Collected data
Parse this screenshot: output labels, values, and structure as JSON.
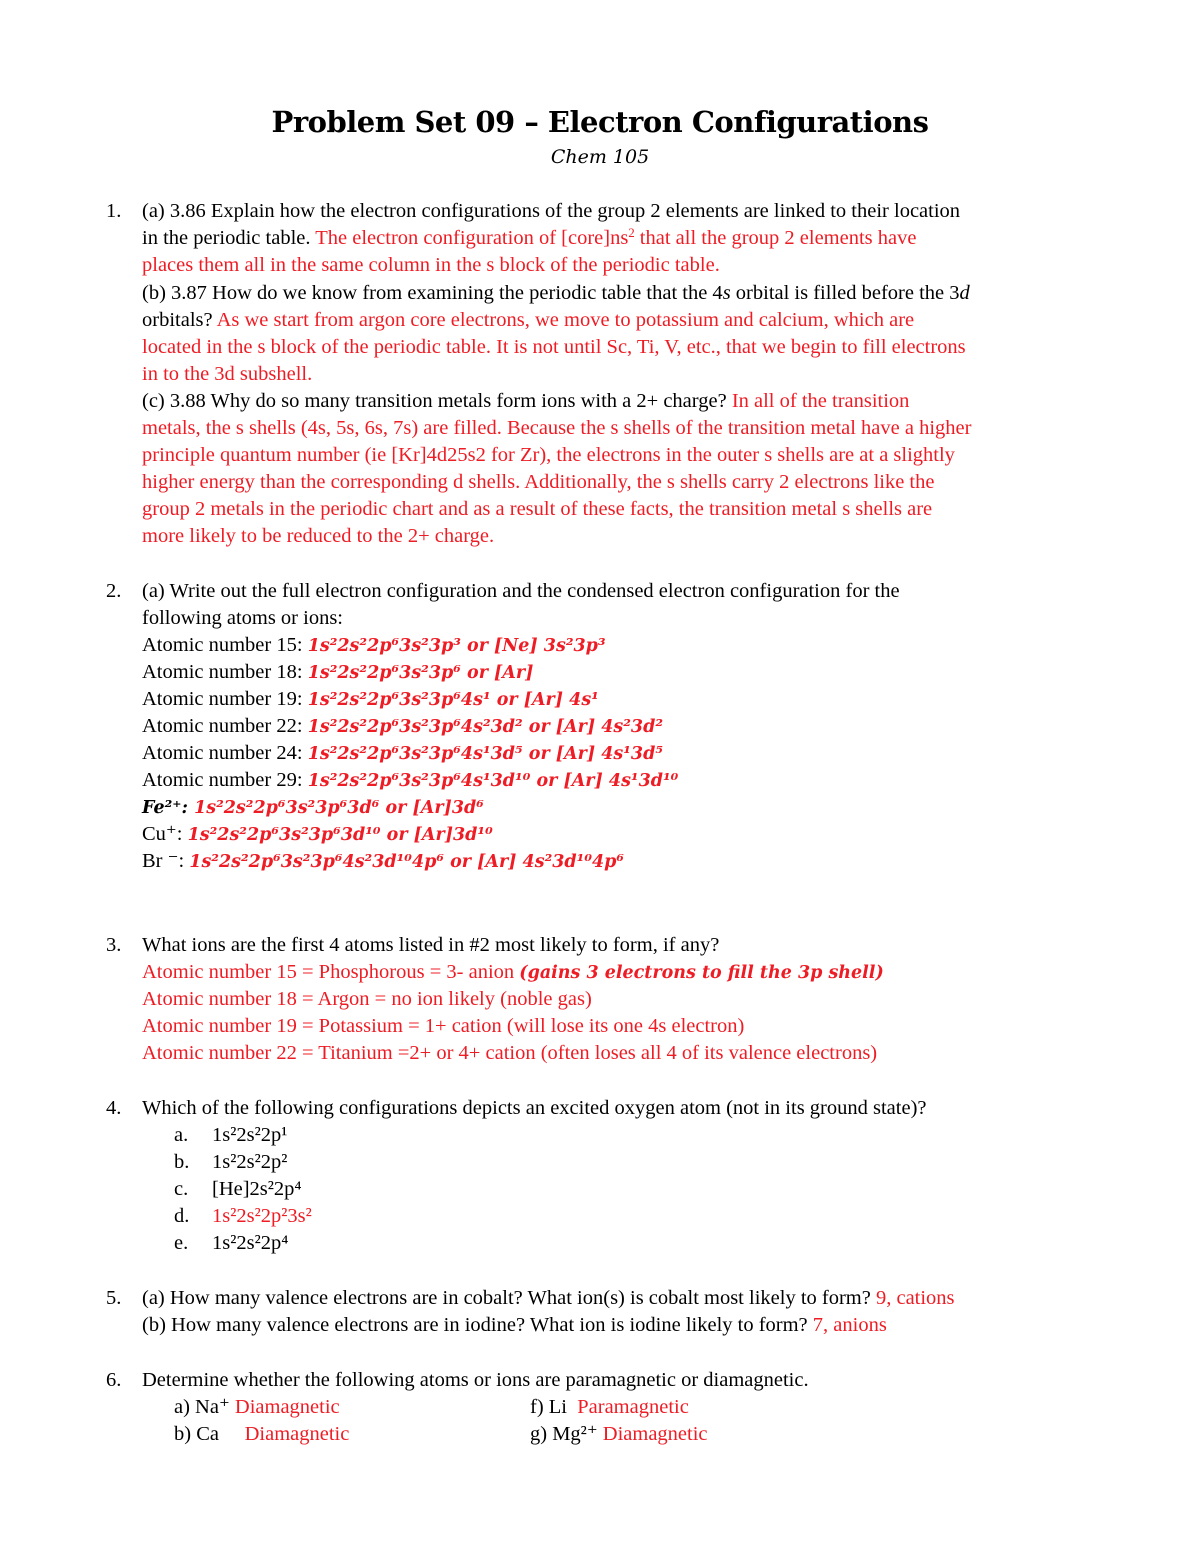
{
  "header": {
    "title": "Problem Set 09 – Electron Configurations",
    "subtitle": "Chem 105"
  },
  "q1": {
    "number": "1.",
    "a_question": "(a) 3.86 Explain how the electron configurations of the group 2 elements are linked to their location",
    "a_question_2": "in the periodic table.",
    "a_answer_1": " The electron configuration of [core]ns",
    "a_answer_sup": "2",
    "a_answer_2": " that all the group 2 elements have",
    "a_answer_3": "places them all in the same column in the s block of the periodic table.",
    "b_question_1": "(b) 3.87 How do we know from examining the periodic table that the 4",
    "b_question_s": "s",
    "b_question_2": " orbital is filled before the 3",
    "b_question_d": "d",
    "b_question_3": "orbitals?",
    "b_answer_1": " As we start from argon core electrons, we move to potassium and calcium, which are",
    "b_answer_2": "located in the s block of the periodic table. It is not until Sc, Ti, V, etc., that we begin to fill electrons",
    "b_answer_3": "in to the 3d subshell.",
    "c_question": "(c) 3.88 Why do so many transition metals form ions with a 2+ charge?",
    "c_answer_1": " In all of the transition",
    "c_answer_2": "metals, the s shells (4s, 5s, 6s, 7s) are filled. Because the s shells of the transition metal have a higher",
    "c_answer_3": "principle quantum number (ie [Kr]4d25s2 for Zr), the electrons in the outer s shells are at a slightly",
    "c_answer_4": "higher energy than the corresponding d shells. Additionally, the s shells carry 2 electrons like the",
    "c_answer_5": "group 2 metals in the periodic chart and as a result of these facts, the transition metal s shells are",
    "c_answer_6": "more likely to be reduced to the 2+ charge."
  },
  "q2": {
    "number": "2.",
    "question_1": "(a) Write out the full electron configuration and the condensed electron configuration for the",
    "question_2": "following atoms or ions:",
    "items": [
      {
        "label": "Atomic number 15: ",
        "full": "1s²2s²2p⁶3s²3p³",
        "condensed": "[Ne] 3s²3p³"
      },
      {
        "label": "Atomic number 18: ",
        "full": "1s²2s²2p⁶3s²3p⁶",
        "condensed": "[Ar]"
      },
      {
        "label": "Atomic number 19: ",
        "full": "1s²2s²2p⁶3s²3p⁶4s¹",
        "condensed": "[Ar] 4s¹"
      },
      {
        "label": "Atomic number 22: ",
        "full": "1s²2s²2p⁶3s²3p⁶4s²3d²",
        "condensed": "[Ar] 4s²3d²"
      },
      {
        "label": "Atomic number 24: ",
        "full": "1s²2s²2p⁶3s²3p⁶4s¹3d⁵",
        "condensed": "[Ar] 4s¹3d⁵"
      },
      {
        "label": "Atomic number 29: ",
        "full": "1s²2s²2p⁶3s²3p⁶4s¹3d¹⁰",
        "condensed": "[Ar] 4s¹3d¹⁰"
      },
      {
        "label": "Fe²⁺: ",
        "full": "1s²2s²2p⁶3s²3p⁶3d⁶",
        "condensed": "[Ar]3d⁶"
      },
      {
        "label": "Cu⁺: ",
        "full": "1s²2s²2p⁶3s²3p⁶3d¹⁰",
        "condensed": "[Ar]3d¹⁰"
      },
      {
        "label": "Br ⁻: ",
        "full": "1s²2s²2p⁶3s²3p⁶4s²3d¹⁰4p⁶",
        "condensed": "[Ar] 4s²3d¹⁰4p⁶"
      }
    ],
    "or": " or "
  },
  "q3": {
    "number": "3.",
    "question": "What ions are the first 4 atoms listed in #2 most likely to form, if any?",
    "answers": [
      {
        "text": "Atomic number 15 = Phosphorous = 3- anion ",
        "note": "(gains 3 electrons to fill the 3p shell)"
      },
      {
        "text": "Atomic number 18 = Argon = no ion likely (noble gas)",
        "note": ""
      },
      {
        "text": "Atomic number 19 = Potassium = 1+ cation (will lose its one 4s electron)",
        "note": ""
      },
      {
        "text": "Atomic number 22 = Titanium =2+ or 4+ cation (often loses all 4 of its valence electrons)",
        "note": ""
      }
    ]
  },
  "q4": {
    "number": "4.",
    "question": "Which of the following configurations depicts an excited oxygen atom (not in its ground state)?",
    "options": [
      {
        "letter": "a.",
        "value": "1s²2s²2p¹",
        "correct": false
      },
      {
        "letter": "b.",
        "value": "1s²2s²2p²",
        "correct": false
      },
      {
        "letter": "c.",
        "value": "[He]2s²2p⁴",
        "correct": false
      },
      {
        "letter": "d.",
        "value": "1s²2s²2p²3s²",
        "correct": true
      },
      {
        "letter": "e.",
        "value": "1s²2s²2p⁴",
        "correct": false
      }
    ]
  },
  "q5": {
    "number": "5.",
    "a_question": "(a) How many valence electrons are in cobalt? What ion(s) is cobalt most likely to form?",
    "a_answer": " 9, cations",
    "b_question": "(b) How many valence electrons are in iodine? What ion is iodine likely to form?",
    "b_answer": " 7, anions"
  },
  "q6": {
    "number": "6.",
    "question": "Determine whether the following atoms or ions are paramagnetic or diamagnetic.",
    "items": [
      {
        "label": "a) Na⁺",
        "answer": " Diamagnetic"
      },
      {
        "label": "b) Ca",
        "answer": "     Diamagnetic"
      },
      {
        "label": "f) Li",
        "answer": "  Paramagnetic"
      },
      {
        "label": "g) Mg²⁺",
        "answer": " Diamagnetic"
      }
    ]
  }
}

→ **EXERCISE DESCRIPTION**:
Count each line where the string "letter" occurs, and write only the number.

→ **TASK OUTPUT**:
5